* [Objective]:
Exactly reproduce each record listed below.

[Supplied records start]

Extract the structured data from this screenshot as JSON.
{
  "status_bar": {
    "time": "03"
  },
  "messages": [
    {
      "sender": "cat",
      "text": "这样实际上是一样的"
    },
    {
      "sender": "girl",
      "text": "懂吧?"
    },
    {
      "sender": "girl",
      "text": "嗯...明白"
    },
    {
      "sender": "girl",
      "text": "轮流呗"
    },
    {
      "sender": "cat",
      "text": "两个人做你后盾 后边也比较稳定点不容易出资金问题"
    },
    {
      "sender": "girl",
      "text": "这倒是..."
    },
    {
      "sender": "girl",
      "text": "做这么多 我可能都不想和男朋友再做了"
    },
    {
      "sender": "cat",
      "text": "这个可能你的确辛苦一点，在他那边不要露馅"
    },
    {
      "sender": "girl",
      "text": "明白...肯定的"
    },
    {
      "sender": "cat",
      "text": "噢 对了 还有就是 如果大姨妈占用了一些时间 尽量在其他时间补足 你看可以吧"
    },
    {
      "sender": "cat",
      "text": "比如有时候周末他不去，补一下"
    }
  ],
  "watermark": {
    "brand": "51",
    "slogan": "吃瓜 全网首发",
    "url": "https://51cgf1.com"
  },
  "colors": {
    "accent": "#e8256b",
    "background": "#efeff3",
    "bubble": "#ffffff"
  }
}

[Supplied records end]

* [Result for this exercise]:
Extract the structured data from this screenshot as JSON.
{
  "status_bar": {
    "time": "03"
  },
  "messages": [
    {
      "sender": "cat",
      "text": "这样实际上是一样的"
    },
    {
      "sender": "girl",
      "text": "懂吧?"
    },
    {
      "sender": "girl",
      "text": "嗯...明白"
    },
    {
      "sender": "girl",
      "text": "轮流呗"
    },
    {
      "sender": "cat",
      "text": "两个人做你后盾 后边也比较稳定点不容易出资金问题"
    },
    {
      "sender": "girl",
      "text": "这倒是..."
    },
    {
      "sender": "girl",
      "text": "做这么多 我可能都不想和男朋友再做了"
    },
    {
      "sender": "cat",
      "text": "这个可能你的确辛苦一点，在他那边不要露馅"
    },
    {
      "sender": "girl",
      "text": "明白...肯定的"
    },
    {
      "sender": "cat",
      "text": "噢 对了 还有就是 如果大姨妈占用了一些时间 尽量在其他时间补足 你看可以吧"
    },
    {
      "sender": "cat",
      "text": "比如有时候周末他不去，补一下"
    }
  ],
  "watermark": {
    "brand": "51",
    "slogan": "吃瓜 全网首发",
    "url": "https://51cgf1.com"
  },
  "colors": {
    "accent": "#e8256b",
    "background": "#efeff3",
    "bubble": "#ffffff"
  }
}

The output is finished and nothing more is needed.